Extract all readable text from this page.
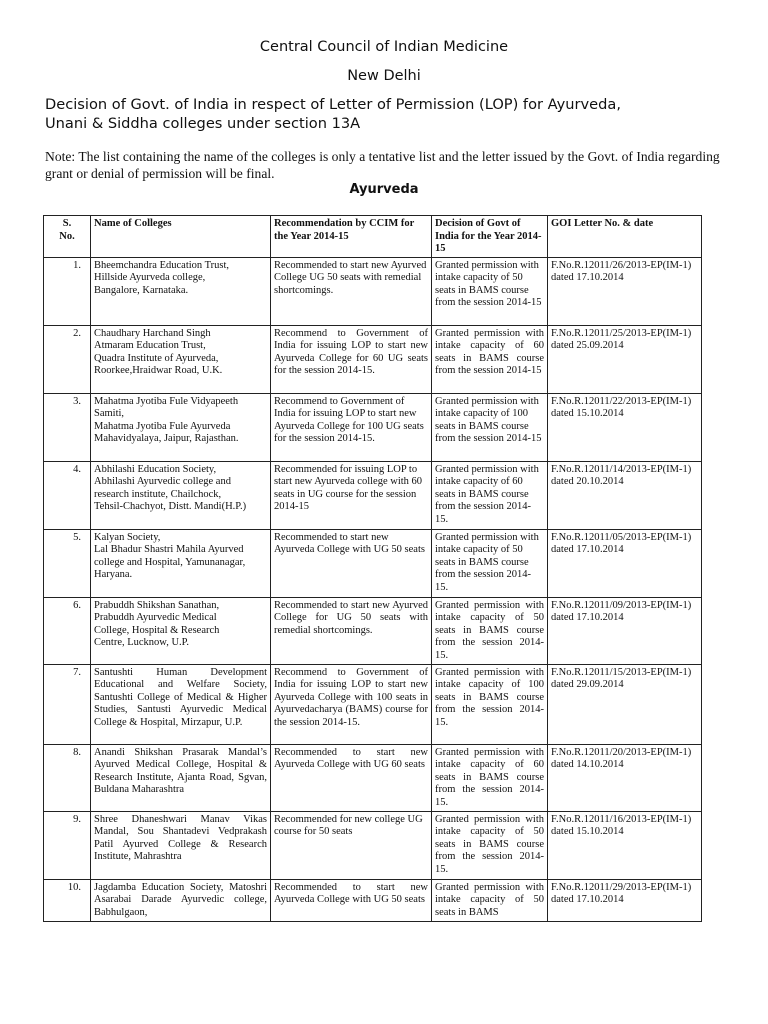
Central Council of Indian Medicine
New Delhi
Decision of Govt. of India in respect of Letter of Permission (LOP) for Ayurveda,
Unani & Siddha colleges under section 13A
Note: The list containing the name of the colleges is only a tentative list and the letter issued by the Govt. of India regarding grant or denial of permission will be final.
Ayurveda
S.
No.	Name of Colleges	Recommendation by CCIM for the Year 2014-15	Decision of Govt of India for the Year 2014-15	GOI Letter No. & date
1.	Bheemchandra Education Trust,
Hillside Ayurveda college,
Bangalore, Karnataka.	Recommended to start new Ayurved College UG 50 seats with remedial shortcomings.	Granted permission with intake capacity of 50 seats in BAMS course from the session 2014-15	F.No.R.12011/26/2013-EP(IM-1) dated 17.10.2014
2.	Chaudhary Harchand Singh
Atmaram Education Trust,
Quadra Institute of Ayurveda,
Roorkee,Hraidwar Road, U.K.	Recommend to Government of India for issuing LOP to start new Ayurveda College for 60 UG seats for the session 2014-15.	Granted permission with intake capacity of 60 seats in BAMS course from the session 2014-15	F.No.R.12011/25/2013-EP(IM-1) dated 25.09.2014
3.	Mahatma Jyotiba Fule Vidyapeeth
Samiti,
Mahatma Jyotiba Fule Ayurveda
Mahavidyalaya, Jaipur, Rajasthan.	Recommend to Government of India for issuing LOP to start new Ayurveda College for 100 UG seats for the session 2014-15.	Granted permission with intake capacity of 100 seats in BAMS course from the session 2014-15	F.No.R.12011/22/2013-EP(IM-1) dated 15.10.2014
4.	Abhilashi Education Society,
Abhilashi Ayurvedic college and
research institute, Chailchock,
Tehsil-Chachyot, Distt. Mandi(H.P.)	Recommended for issuing LOP to start new Ayurveda college with 60 seats in UG course for the session 2014-15	Granted permission with intake capacity of 60 seats in BAMS course from the session 2014-15.	F.No.R.12011/14/2013-EP(IM-1) dated 20.10.2014
5.	Kalyan Society,
Lal Bhadur Shastri Mahila Ayurved
college and Hospital, Yamunanagar,
Haryana.	Recommended to start new Ayurveda College with UG 50 seats	Granted permission with intake capacity of 50 seats in BAMS course from the session 2014-15.	F.No.R.12011/05/2013-EP(IM-1) dated 17.10.2014
6.	Prabuddh Shikshan Sanathan,
Prabuddh Ayurvedic Medical
College, Hospital & Research
Centre, Lucknow, U.P.	Recommended to start new Ayurved College for UG 50 seats with remedial shortcomings.	Granted permission with intake capacity of 50 seats in BAMS course from the session 2014-15.	F.No.R.12011/09/2013-EP(IM-1) dated 17.10.2014
7.	Santushti Human Development Educational and Welfare Society, Santushti College of Medical & Higher Studies, Santusti Ayurvedic Medical College & Hospital, Mirzapur, U.P.	Recommend to Government of India for issuing LOP to start new Ayurveda College with 100 seats in Ayurvedacharya (BAMS) course for the session 2014-15.	Granted permission with intake capacity of 100 seats in BAMS course from the session 2014-15.	F.No.R.12011/15/2013-EP(IM-1) dated 29.09.2014
8.	Anandi Shikshan Prasarak Mandal’s Ayurved Medical College, Hospital & Research Institute, Ajanta Road, Sgvan, Buldana Maharashtra	Recommended to start new Ayurveda College with UG 60 seats	Granted permission with intake capacity of 60 seats in BAMS course from the session 2014-15.	F.No.R.12011/20/2013-EP(IM-1) dated 14.10.2014
9.	Shree Dhaneshwari Manav Vikas Mandal, Sou Shantadevi Vedprakash Patil Ayurved College & Research Institute, Mahrashtra	Recommended for new college UG course for 50 seats	Granted permission with intake capacity of 50 seats in BAMS course from the session 2014-15.	F.No.R.12011/16/2013-EP(IM-1) dated 15.10.2014
10.	Jagdamba Education Society, Matoshri Asarabai Darade Ayurvedic college, Babhulgaon,	Recommended to start new Ayurveda College with UG 50 seats	Granted permission with intake capacity of 50 seats in BAMS	F.No.R.12011/29/2013-EP(IM-1) dated 17.10.2014
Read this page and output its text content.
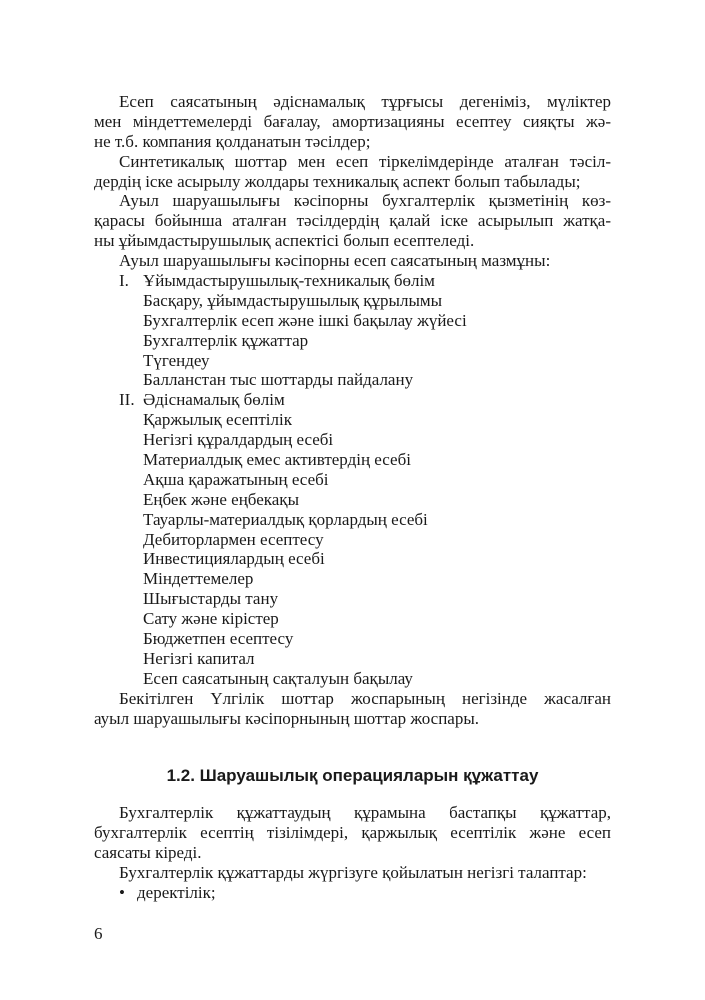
Есеп саясатының әдіснамалық тұрғысы дегеніміз, мүліктер
мен міндеттемелерді бағалау, амортизацияны есептеу сияқты жә-
не т.б. компания қолданатын тәсілдер;
Синтетикалық шоттар мен есеп тіркелімдерінде аталған тәсіл-
дердің іске асырылу жолдары техникалық аспект болып табылады;
Ауыл шаруашылығы кәсіпорны бухгалтерлік қызметінің көз-
қарасы бойынша аталған тәсілдердің қалай іске асырылып жатқа-
ны ұйымдастырушылық аспектісі болып есептеледі.
Ауыл шаруашылығы кәсіпорны есеп саясатының мазмұны:
I. Ұйымдастырушылық-техникалық бөлім
Басқару, ұйымдастырушылық құрылымы
Бухгалтерлік есеп және ішкі бақылау жүйесі
Бухгалтерлік құжаттар
Түгендеу
Балланстан тыс шоттарды пайдалану
II. Әдіснамалық бөлім
Қаржылық есептілік
Негізгі құралдардың есебі
Материалдық емес активтердің есебі
Ақша қаражатының есебі
Еңбек және еңбекақы
Тауарлы-материалдық қорлардың есебі
Дебиторлармен есептесу
Инвестициялардың есебі
Міндеттемелер
Шығыстарды тану
Сату және кірістер
Бюджетпен есептесу
Негізгі капитал
Есеп саясатының сақталуын бақылау
Бекітілген Үлгілік шоттар жоспарының негізінде жасалған
ауыл шаруашылығы кәсіпорнының шоттар жоспары.
1.2. Шаруашылық операцияларын құжаттау
Бухгалтерлік құжаттаудың құрамына бастапқы құжаттар,
бухгалтерлік есептің тізілімдері, қаржылық есептілік және есеп
саясаты кіреді.
Бухгалтерлік құжаттарды жүргізуге қойылатын негізгі талаптар:
• деректілік;
6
::::::::::
▶ _BRIEF_:
Reply with the number of lines in the material above that contain "Decision", and nothing more.

▶ _TASK SOLUTION_:
2